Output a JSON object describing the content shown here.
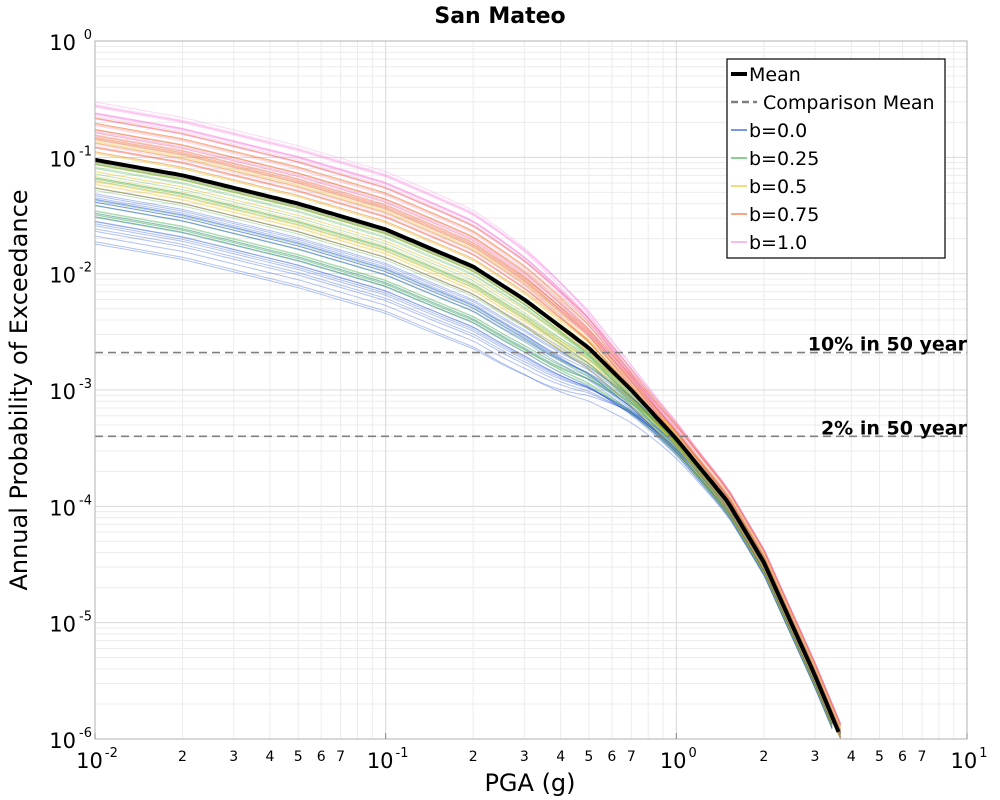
{
  "chart_data": {
    "type": "line",
    "title": "San Mateo",
    "xlabel": "PGA (g)",
    "ylabel": "Annual Probability of Exceedance",
    "xscale": "log",
    "yscale": "log",
    "xlim": [
      0.01,
      10
    ],
    "ylim": [
      1e-06,
      1
    ],
    "grid": true,
    "legend_position": "top-right",
    "x_major_ticks": [
      {
        "base": "10",
        "exp": "-2"
      },
      {
        "base": "10",
        "exp": "-1"
      },
      {
        "base": "10",
        "exp": "0"
      },
      {
        "base": "10",
        "exp": "1"
      }
    ],
    "y_major_ticks": [
      {
        "base": "10",
        "exp": "-6"
      },
      {
        "base": "10",
        "exp": "-5"
      },
      {
        "base": "10",
        "exp": "-4"
      },
      {
        "base": "10",
        "exp": "-3"
      },
      {
        "base": "10",
        "exp": "-2"
      },
      {
        "base": "10",
        "exp": "-1"
      },
      {
        "base": "10",
        "exp": "0"
      }
    ],
    "x_minor_tick_labels": [
      "2",
      "3",
      "4",
      "5",
      "6",
      "7"
    ],
    "series": [
      {
        "name": "Mean",
        "color": "#000000",
        "style": "solid",
        "x": [
          0.01,
          0.02,
          0.05,
          0.1,
          0.2,
          0.3,
          0.5,
          0.7,
          1.0,
          1.5,
          2.0,
          3.0,
          3.7
        ],
        "y": [
          0.095,
          0.07,
          0.04,
          0.024,
          0.0115,
          0.006,
          0.0023,
          0.001,
          0.00038,
          0.00011,
          3.3e-05,
          3.5e-06,
          1e-06
        ]
      },
      {
        "name": "Comparison Mean",
        "color": "#808080",
        "style": "dashed",
        "x": [
          0.01,
          0.02,
          0.05,
          0.1,
          0.2,
          0.3,
          0.5,
          0.7,
          1.0,
          1.5,
          2.0,
          3.0,
          3.7
        ],
        "y": [
          0.095,
          0.07,
          0.04,
          0.024,
          0.0115,
          0.006,
          0.0023,
          0.001,
          0.00038,
          0.00011,
          3.3e-05,
          3.5e-06,
          1e-06
        ]
      },
      {
        "name": "b=0.0",
        "color": "#1f4fd8",
        "style": "thin-bundle",
        "y_at_0_01_range": [
          0.018,
          0.06
        ]
      },
      {
        "name": "b=0.25",
        "color": "#3fae49",
        "style": "thin-bundle",
        "y_at_0_01_range": [
          0.03,
          0.1
        ]
      },
      {
        "name": "b=0.5",
        "color": "#e8c42a",
        "style": "thin-bundle",
        "y_at_0_01_range": [
          0.05,
          0.15
        ]
      },
      {
        "name": "b=0.75",
        "color": "#ef6a2c",
        "style": "thin-bundle",
        "y_at_0_01_range": [
          0.08,
          0.22
        ]
      },
      {
        "name": "b=1.0",
        "color": "#f58ce0",
        "style": "thin-bundle",
        "y_at_0_01_range": [
          0.12,
          0.3
        ]
      }
    ],
    "hlines": [
      {
        "label": "10% in 50 year",
        "y": 0.0021,
        "color": "#808080",
        "style": "dashed"
      },
      {
        "label": "2% in 50 year",
        "y": 0.0004,
        "color": "#808080",
        "style": "dashed"
      }
    ]
  }
}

> Exercise prompt: Set every line down exactly as written, leaving each picture out.

> Problem solution:
Output a JSON object describing the content shown here.
{
  "chart_data": {
    "type": "line",
    "title": "San Mateo",
    "xlabel": "PGA (g)",
    "ylabel": "Annual Probability of Exceedance",
    "xscale": "log",
    "yscale": "log",
    "xlim": [
      0.01,
      10
    ],
    "ylim": [
      1e-06,
      1
    ],
    "grid": true,
    "legend_position": "top-right",
    "x_major_ticks": [
      {
        "base": "10",
        "exp": "-2"
      },
      {
        "base": "10",
        "exp": "-1"
      },
      {
        "base": "10",
        "exp": "0"
      },
      {
        "base": "10",
        "exp": "1"
      }
    ],
    "y_major_ticks": [
      {
        "base": "10",
        "exp": "-6"
      },
      {
        "base": "10",
        "exp": "-5"
      },
      {
        "base": "10",
        "exp": "-4"
      },
      {
        "base": "10",
        "exp": "-3"
      },
      {
        "base": "10",
        "exp": "-2"
      },
      {
        "base": "10",
        "exp": "-1"
      },
      {
        "base": "10",
        "exp": "0"
      }
    ],
    "x_minor_tick_labels": [
      "2",
      "3",
      "4",
      "5",
      "6",
      "7"
    ],
    "series": [
      {
        "name": "Mean",
        "color": "#000000",
        "style": "solid",
        "x": [
          0.01,
          0.02,
          0.05,
          0.1,
          0.2,
          0.3,
          0.5,
          0.7,
          1.0,
          1.5,
          2.0,
          3.0,
          3.7
        ],
        "y": [
          0.095,
          0.07,
          0.04,
          0.024,
          0.0115,
          0.006,
          0.0023,
          0.001,
          0.00038,
          0.00011,
          3.3e-05,
          3.5e-06,
          1e-06
        ]
      },
      {
        "name": "Comparison Mean",
        "color": "#808080",
        "style": "dashed",
        "x": [
          0.01,
          0.02,
          0.05,
          0.1,
          0.2,
          0.3,
          0.5,
          0.7,
          1.0,
          1.5,
          2.0,
          3.0,
          3.7
        ],
        "y": [
          0.095,
          0.07,
          0.04,
          0.024,
          0.0115,
          0.006,
          0.0023,
          0.001,
          0.00038,
          0.00011,
          3.3e-05,
          3.5e-06,
          1e-06
        ]
      },
      {
        "name": "b=0.0",
        "color": "#1f4fd8",
        "style": "thin-bundle",
        "y_at_0_01_range": [
          0.018,
          0.06
        ]
      },
      {
        "name": "b=0.25",
        "color": "#3fae49",
        "style": "thin-bundle",
        "y_at_0_01_range": [
          0.03,
          0.1
        ]
      },
      {
        "name": "b=0.5",
        "color": "#e8c42a",
        "style": "thin-bundle",
        "y_at_0_01_range": [
          0.05,
          0.15
        ]
      },
      {
        "name": "b=0.75",
        "color": "#ef6a2c",
        "style": "thin-bundle",
        "y_at_0_01_range": [
          0.08,
          0.22
        ]
      },
      {
        "name": "b=1.0",
        "color": "#f58ce0",
        "style": "thin-bundle",
        "y_at_0_01_range": [
          0.12,
          0.3
        ]
      }
    ],
    "hlines": [
      {
        "label": "10% in 50 year",
        "y": 0.0021,
        "color": "#808080",
        "style": "dashed"
      },
      {
        "label": "2% in 50 year",
        "y": 0.0004,
        "color": "#808080",
        "style": "dashed"
      }
    ]
  }
}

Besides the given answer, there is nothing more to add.